■ Short task:
Word for word, give the material below again, minus any images.

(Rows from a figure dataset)
____________

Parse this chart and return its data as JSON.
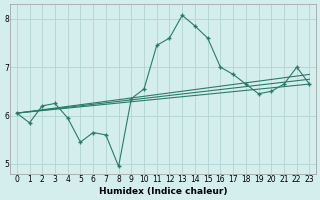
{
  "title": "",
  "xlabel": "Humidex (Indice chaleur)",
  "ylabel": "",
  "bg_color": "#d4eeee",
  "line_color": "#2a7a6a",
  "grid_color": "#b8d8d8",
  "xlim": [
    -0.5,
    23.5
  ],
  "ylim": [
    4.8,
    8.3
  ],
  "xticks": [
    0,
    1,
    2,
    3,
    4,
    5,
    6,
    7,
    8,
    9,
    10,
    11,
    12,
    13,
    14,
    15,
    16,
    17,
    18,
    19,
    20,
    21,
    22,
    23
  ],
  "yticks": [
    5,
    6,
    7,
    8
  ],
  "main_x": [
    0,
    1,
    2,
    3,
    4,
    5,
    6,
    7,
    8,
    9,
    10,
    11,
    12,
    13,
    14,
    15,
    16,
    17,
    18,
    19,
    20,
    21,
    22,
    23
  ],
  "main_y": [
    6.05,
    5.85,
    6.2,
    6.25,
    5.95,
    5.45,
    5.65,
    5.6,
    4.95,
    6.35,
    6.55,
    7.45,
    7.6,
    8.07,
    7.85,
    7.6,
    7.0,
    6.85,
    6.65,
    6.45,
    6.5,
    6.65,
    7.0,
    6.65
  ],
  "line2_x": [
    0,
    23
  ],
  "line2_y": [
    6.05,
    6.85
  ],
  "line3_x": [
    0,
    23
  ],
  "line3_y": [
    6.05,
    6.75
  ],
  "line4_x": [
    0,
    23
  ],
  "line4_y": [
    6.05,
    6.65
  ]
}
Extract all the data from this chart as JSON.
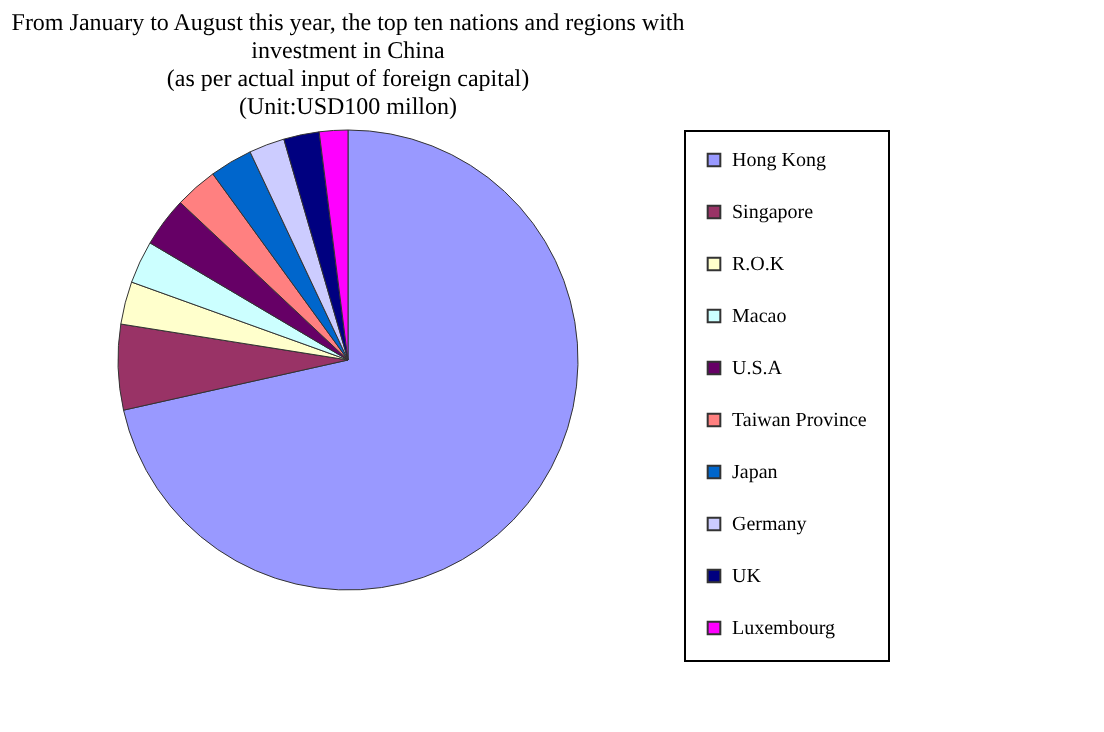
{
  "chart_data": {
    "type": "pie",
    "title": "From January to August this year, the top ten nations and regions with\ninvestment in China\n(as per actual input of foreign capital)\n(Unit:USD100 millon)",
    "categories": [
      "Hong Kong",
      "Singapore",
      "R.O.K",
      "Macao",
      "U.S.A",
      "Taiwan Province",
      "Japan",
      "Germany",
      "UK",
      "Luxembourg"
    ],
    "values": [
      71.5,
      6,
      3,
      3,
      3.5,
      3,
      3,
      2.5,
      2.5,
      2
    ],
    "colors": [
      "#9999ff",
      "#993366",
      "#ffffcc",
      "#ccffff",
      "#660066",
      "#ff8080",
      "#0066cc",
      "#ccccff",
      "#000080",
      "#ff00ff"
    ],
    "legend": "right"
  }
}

____________

■ Answer in full:
Parse this chart and return its data as JSON.
{
  "title": "",
  "xlabel": "Humidex (Indice chaleur)",
  "ylabel": "",
  "bg_color": "#d4eeee",
  "line_color": "#2a7a6a",
  "grid_color": "#b8d8d8",
  "xlim": [
    -0.5,
    23.5
  ],
  "ylim": [
    4.8,
    8.3
  ],
  "xticks": [
    0,
    1,
    2,
    3,
    4,
    5,
    6,
    7,
    8,
    9,
    10,
    11,
    12,
    13,
    14,
    15,
    16,
    17,
    18,
    19,
    20,
    21,
    22,
    23
  ],
  "yticks": [
    5,
    6,
    7,
    8
  ],
  "main_x": [
    0,
    1,
    2,
    3,
    4,
    5,
    6,
    7,
    8,
    9,
    10,
    11,
    12,
    13,
    14,
    15,
    16,
    17,
    18,
    19,
    20,
    21,
    22,
    23
  ],
  "main_y": [
    6.05,
    5.85,
    6.2,
    6.25,
    5.95,
    5.45,
    5.65,
    5.6,
    4.95,
    6.35,
    6.55,
    7.45,
    7.6,
    8.07,
    7.85,
    7.6,
    7.0,
    6.85,
    6.65,
    6.45,
    6.5,
    6.65,
    7.0,
    6.65
  ],
  "line2_x": [
    0,
    23
  ],
  "line2_y": [
    6.05,
    6.85
  ],
  "line3_x": [
    0,
    23
  ],
  "line3_y": [
    6.05,
    6.75
  ],
  "line4_x": [
    0,
    23
  ],
  "line4_y": [
    6.05,
    6.65
  ]
}
Extract all the data from this chart as JSON.
{
  "chart_data": {
    "type": "pie",
    "title": "From January to August this year, the top ten nations and regions with\ninvestment in China\n(as per actual input of foreign capital)\n(Unit:USD100 millon)",
    "categories": [
      "Hong Kong",
      "Singapore",
      "R.O.K",
      "Macao",
      "U.S.A",
      "Taiwan Province",
      "Japan",
      "Germany",
      "UK",
      "Luxembourg"
    ],
    "values": [
      71.5,
      6,
      3,
      3,
      3.5,
      3,
      3,
      2.5,
      2.5,
      2
    ],
    "colors": [
      "#9999ff",
      "#993366",
      "#ffffcc",
      "#ccffff",
      "#660066",
      "#ff8080",
      "#0066cc",
      "#ccccff",
      "#000080",
      "#ff00ff"
    ],
    "legend": "right"
  }
}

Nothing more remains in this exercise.